From the entries that follow, extract each line holding the string "label".

--- start Exercise input ---

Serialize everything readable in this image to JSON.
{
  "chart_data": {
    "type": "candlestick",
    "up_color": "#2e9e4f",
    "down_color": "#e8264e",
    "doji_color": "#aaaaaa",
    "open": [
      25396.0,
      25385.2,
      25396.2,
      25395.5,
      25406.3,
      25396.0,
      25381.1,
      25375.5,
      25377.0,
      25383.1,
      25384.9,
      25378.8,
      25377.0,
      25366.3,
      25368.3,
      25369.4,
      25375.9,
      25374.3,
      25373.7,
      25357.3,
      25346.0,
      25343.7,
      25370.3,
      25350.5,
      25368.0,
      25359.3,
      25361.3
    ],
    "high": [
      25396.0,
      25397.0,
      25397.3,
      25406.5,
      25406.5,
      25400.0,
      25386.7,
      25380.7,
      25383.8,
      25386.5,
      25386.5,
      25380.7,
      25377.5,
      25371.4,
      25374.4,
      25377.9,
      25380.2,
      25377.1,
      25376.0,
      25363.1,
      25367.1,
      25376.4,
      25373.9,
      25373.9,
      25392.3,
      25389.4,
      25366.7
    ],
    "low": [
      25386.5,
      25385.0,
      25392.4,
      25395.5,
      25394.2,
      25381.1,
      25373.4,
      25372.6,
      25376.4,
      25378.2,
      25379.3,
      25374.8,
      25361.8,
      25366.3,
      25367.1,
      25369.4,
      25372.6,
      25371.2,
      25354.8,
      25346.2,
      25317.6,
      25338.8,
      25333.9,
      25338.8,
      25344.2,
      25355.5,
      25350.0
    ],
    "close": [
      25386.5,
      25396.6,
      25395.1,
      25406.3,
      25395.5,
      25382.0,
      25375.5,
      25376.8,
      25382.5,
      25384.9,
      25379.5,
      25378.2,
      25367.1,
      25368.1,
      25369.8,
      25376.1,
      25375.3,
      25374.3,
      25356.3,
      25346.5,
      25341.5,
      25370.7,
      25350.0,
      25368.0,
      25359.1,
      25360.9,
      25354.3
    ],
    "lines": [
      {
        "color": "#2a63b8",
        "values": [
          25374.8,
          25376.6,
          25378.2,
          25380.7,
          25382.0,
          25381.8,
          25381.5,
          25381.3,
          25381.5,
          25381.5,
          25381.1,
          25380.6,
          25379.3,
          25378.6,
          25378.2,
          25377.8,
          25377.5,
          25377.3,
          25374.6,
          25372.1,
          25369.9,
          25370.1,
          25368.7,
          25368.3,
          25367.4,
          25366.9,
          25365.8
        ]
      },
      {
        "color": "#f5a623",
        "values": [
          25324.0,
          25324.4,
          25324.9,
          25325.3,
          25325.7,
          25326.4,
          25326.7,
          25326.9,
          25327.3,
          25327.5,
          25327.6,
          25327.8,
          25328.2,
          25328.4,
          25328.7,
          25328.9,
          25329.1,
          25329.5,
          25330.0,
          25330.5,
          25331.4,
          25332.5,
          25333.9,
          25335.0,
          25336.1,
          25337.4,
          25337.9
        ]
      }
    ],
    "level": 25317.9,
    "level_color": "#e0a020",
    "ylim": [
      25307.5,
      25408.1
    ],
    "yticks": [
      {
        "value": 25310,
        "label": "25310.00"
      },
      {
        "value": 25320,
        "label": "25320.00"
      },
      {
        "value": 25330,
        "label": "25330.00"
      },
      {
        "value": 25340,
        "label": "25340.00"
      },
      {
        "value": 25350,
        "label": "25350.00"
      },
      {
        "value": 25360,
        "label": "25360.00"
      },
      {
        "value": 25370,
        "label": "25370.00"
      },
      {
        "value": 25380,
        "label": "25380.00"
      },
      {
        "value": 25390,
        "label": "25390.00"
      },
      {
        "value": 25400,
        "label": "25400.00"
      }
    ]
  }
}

--- end Exercise input ---

*Response to the task:*
        "label": "25310.00"
        "label": "25320.00"
        "label": "25330.00"
        "label": "25340.00"
        "label": "25350.00"
        "label": "25360.00"
        "label": "25370.00"
        "label": "25380.00"
        "label": "25390.00"
        "label": "25400.00"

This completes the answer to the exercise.